Set problem: Write out the data below in full. Keep it exact.

Figure collection entries:
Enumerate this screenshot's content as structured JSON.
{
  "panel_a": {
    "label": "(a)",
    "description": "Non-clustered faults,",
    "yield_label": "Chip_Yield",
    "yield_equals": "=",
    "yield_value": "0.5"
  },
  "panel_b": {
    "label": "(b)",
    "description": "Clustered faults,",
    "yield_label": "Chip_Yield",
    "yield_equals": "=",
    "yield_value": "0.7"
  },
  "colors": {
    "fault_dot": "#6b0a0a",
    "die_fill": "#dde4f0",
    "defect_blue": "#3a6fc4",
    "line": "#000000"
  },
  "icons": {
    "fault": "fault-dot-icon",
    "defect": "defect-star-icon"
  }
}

The reply:
Enumerate this screenshot's content as structured JSON.
{
  "panel_a": {
    "label": "(a)",
    "description": "Non-clustered faults,",
    "yield_label": "Chip_Yield",
    "yield_equals": "=",
    "yield_value": "0.5"
  },
  "panel_b": {
    "label": "(b)",
    "description": "Clustered faults,",
    "yield_label": "Chip_Yield",
    "yield_equals": "=",
    "yield_value": "0.7"
  },
  "colors": {
    "fault_dot": "#6b0a0a",
    "die_fill": "#dde4f0",
    "defect_blue": "#3a6fc4",
    "line": "#000000"
  },
  "icons": {
    "fault": "fault-dot-icon",
    "defect": "defect-star-icon"
  }
}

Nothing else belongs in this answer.